■ **Material**
= = =

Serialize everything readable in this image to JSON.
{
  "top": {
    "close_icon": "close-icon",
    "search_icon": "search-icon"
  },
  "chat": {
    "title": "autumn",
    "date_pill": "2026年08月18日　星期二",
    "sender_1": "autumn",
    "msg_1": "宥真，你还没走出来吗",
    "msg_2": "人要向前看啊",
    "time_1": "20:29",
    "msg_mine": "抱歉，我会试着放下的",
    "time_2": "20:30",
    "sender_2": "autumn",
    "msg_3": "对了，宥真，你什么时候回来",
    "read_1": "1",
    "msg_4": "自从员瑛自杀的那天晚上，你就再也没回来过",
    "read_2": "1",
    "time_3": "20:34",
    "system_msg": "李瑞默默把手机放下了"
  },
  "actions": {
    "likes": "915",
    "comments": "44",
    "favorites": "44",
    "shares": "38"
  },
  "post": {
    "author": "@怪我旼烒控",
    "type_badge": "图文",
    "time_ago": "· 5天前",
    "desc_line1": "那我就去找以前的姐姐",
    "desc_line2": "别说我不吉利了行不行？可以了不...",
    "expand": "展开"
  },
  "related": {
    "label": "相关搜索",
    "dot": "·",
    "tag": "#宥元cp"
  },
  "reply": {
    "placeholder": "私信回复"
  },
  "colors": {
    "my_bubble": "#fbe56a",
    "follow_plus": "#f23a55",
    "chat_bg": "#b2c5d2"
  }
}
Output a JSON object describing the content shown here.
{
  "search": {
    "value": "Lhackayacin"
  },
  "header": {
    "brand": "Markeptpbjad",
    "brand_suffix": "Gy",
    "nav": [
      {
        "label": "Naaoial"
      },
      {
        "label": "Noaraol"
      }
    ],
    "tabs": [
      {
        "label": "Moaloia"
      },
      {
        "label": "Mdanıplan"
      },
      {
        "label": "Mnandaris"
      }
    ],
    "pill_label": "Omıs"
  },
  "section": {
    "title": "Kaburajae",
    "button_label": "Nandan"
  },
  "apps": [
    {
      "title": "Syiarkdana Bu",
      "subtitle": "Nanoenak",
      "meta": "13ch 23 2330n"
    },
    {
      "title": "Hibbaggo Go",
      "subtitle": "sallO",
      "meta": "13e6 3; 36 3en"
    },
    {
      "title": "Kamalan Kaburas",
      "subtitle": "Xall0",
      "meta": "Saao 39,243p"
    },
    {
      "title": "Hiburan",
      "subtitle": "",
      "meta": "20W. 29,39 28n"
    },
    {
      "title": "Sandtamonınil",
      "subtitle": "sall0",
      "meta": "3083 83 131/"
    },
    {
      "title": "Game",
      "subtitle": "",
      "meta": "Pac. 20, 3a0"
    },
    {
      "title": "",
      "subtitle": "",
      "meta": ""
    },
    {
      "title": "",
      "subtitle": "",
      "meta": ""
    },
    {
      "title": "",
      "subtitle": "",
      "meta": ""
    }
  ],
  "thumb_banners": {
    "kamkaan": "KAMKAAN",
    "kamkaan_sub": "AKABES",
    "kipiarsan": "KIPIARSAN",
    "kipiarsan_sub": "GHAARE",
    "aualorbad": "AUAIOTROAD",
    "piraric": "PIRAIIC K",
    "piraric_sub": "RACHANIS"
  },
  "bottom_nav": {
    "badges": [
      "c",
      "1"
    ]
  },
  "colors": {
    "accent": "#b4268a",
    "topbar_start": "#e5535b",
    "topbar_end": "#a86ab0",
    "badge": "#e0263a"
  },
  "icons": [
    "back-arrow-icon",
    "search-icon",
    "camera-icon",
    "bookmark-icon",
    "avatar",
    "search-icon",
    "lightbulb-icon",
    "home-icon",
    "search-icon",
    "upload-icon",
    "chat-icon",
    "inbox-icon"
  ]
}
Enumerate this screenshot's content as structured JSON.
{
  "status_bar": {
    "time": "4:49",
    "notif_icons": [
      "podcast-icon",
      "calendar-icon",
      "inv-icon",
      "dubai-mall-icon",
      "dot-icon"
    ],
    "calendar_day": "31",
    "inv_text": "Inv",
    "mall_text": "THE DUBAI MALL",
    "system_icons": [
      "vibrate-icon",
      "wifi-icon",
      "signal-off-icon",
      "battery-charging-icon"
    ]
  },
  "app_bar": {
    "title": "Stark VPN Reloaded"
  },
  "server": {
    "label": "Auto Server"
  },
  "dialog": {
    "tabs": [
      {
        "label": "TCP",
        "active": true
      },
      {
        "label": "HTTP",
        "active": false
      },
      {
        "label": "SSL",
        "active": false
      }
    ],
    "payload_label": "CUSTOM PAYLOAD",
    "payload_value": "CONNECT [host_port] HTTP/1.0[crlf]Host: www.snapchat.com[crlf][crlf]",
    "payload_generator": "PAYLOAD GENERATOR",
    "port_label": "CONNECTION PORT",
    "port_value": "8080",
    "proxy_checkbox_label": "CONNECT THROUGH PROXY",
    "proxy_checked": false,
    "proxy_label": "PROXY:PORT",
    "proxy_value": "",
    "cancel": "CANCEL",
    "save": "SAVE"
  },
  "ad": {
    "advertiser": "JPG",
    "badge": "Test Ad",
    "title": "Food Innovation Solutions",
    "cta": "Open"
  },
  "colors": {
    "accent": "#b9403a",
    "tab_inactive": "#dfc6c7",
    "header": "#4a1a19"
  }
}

= = =

■ **Task instructions**
Every entry must be output again, exactly as written above.

■ **Right answer**
Serialize everything readable in this image to JSON.
{
  "top": {
    "close_icon": "close-icon",
    "search_icon": "search-icon"
  },
  "chat": {
    "title": "autumn",
    "date_pill": "2026年08月18日　星期二",
    "sender_1": "autumn",
    "msg_1": "宥真，你还没走出来吗",
    "msg_2": "人要向前看啊",
    "time_1": "20:29",
    "msg_mine": "抱歉，我会试着放下的",
    "time_2": "20:30",
    "sender_2": "autumn",
    "msg_3": "对了，宥真，你什么时候回来",
    "read_1": "1",
    "msg_4": "自从员瑛自杀的那天晚上，你就再也没回来过",
    "read_2": "1",
    "time_3": "20:34",
    "system_msg": "李瑞默默把手机放下了"
  },
  "actions": {
    "likes": "915",
    "comments": "44",
    "favorites": "44",
    "shares": "38"
  },
  "post": {
    "author": "@怪我旼烒控",
    "type_badge": "图文",
    "time_ago": "· 5天前",
    "desc_line1": "那我就去找以前的姐姐",
    "desc_line2": "别说我不吉利了行不行？可以了不...",
    "expand": "展开"
  },
  "related": {
    "label": "相关搜索",
    "dot": "·",
    "tag": "#宥元cp"
  },
  "reply": {
    "placeholder": "私信回复"
  },
  "colors": {
    "my_bubble": "#fbe56a",
    "follow_plus": "#f23a55",
    "chat_bg": "#b2c5d2"
  }
}
Output a JSON object describing the content shown here.
{
  "search": {
    "value": "Lhackayacin"
  },
  "header": {
    "brand": "Markeptpbjad",
    "brand_suffix": "Gy",
    "nav": [
      {
        "label": "Naaoial"
      },
      {
        "label": "Noaraol"
      }
    ],
    "tabs": [
      {
        "label": "Moaloia"
      },
      {
        "label": "Mdanıplan"
      },
      {
        "label": "Mnandaris"
      }
    ],
    "pill_label": "Omıs"
  },
  "section": {
    "title": "Kaburajae",
    "button_label": "Nandan"
  },
  "apps": [
    {
      "title": "Syiarkdana Bu",
      "subtitle": "Nanoenak",
      "meta": "13ch 23 2330n"
    },
    {
      "title": "Hibbaggo Go",
      "subtitle": "sallO",
      "meta": "13e6 3; 36 3en"
    },
    {
      "title": "Kamalan Kaburas",
      "subtitle": "Xall0",
      "meta": "Saao 39,243p"
    },
    {
      "title": "Hiburan",
      "subtitle": "",
      "meta": "20W. 29,39 28n"
    },
    {
      "title": "Sandtamonınil",
      "subtitle": "sall0",
      "meta": "3083 83 131/"
    },
    {
      "title": "Game",
      "subtitle": "",
      "meta": "Pac. 20, 3a0"
    },
    {
      "title": "",
      "subtitle": "",
      "meta": ""
    },
    {
      "title": "",
      "subtitle": "",
      "meta": ""
    },
    {
      "title": "",
      "subtitle": "",
      "meta": ""
    }
  ],
  "thumb_banners": {
    "kamkaan": "KAMKAAN",
    "kamkaan_sub": "AKABES",
    "kipiarsan": "KIPIARSAN",
    "kipiarsan_sub": "GHAARE",
    "aualorbad": "AUAIOTROAD",
    "piraric": "PIRAIIC K",
    "piraric_sub": "RACHANIS"
  },
  "bottom_nav": {
    "badges": [
      "c",
      "1"
    ]
  },
  "colors": {
    "accent": "#b4268a",
    "topbar_start": "#e5535b",
    "topbar_end": "#a86ab0",
    "badge": "#e0263a"
  },
  "icons": [
    "back-arrow-icon",
    "search-icon",
    "camera-icon",
    "bookmark-icon",
    "avatar",
    "search-icon",
    "lightbulb-icon",
    "home-icon",
    "search-icon",
    "upload-icon",
    "chat-icon",
    "inbox-icon"
  ]
}
Enumerate this screenshot's content as structured JSON.
{
  "status_bar": {
    "time": "4:49",
    "notif_icons": [
      "podcast-icon",
      "calendar-icon",
      "inv-icon",
      "dubai-mall-icon",
      "dot-icon"
    ],
    "calendar_day": "31",
    "inv_text": "Inv",
    "mall_text": "THE DUBAI MALL",
    "system_icons": [
      "vibrate-icon",
      "wifi-icon",
      "signal-off-icon",
      "battery-charging-icon"
    ]
  },
  "app_bar": {
    "title": "Stark VPN Reloaded"
  },
  "server": {
    "label": "Auto Server"
  },
  "dialog": {
    "tabs": [
      {
        "label": "TCP",
        "active": true
      },
      {
        "label": "HTTP",
        "active": false
      },
      {
        "label": "SSL",
        "active": false
      }
    ],
    "payload_label": "CUSTOM PAYLOAD",
    "payload_value": "CONNECT [host_port] HTTP/1.0[crlf]Host: www.snapchat.com[crlf][crlf]",
    "payload_generator": "PAYLOAD GENERATOR",
    "port_label": "CONNECTION PORT",
    "port_value": "8080",
    "proxy_checkbox_label": "CONNECT THROUGH PROXY",
    "proxy_checked": false,
    "proxy_label": "PROXY:PORT",
    "proxy_value": "",
    "cancel": "CANCEL",
    "save": "SAVE"
  },
  "ad": {
    "advertiser": "JPG",
    "badge": "Test Ad",
    "title": "Food Innovation Solutions",
    "cta": "Open"
  },
  "colors": {
    "accent": "#b9403a",
    "tab_inactive": "#dfc6c7",
    "header": "#4a1a19"
  }
}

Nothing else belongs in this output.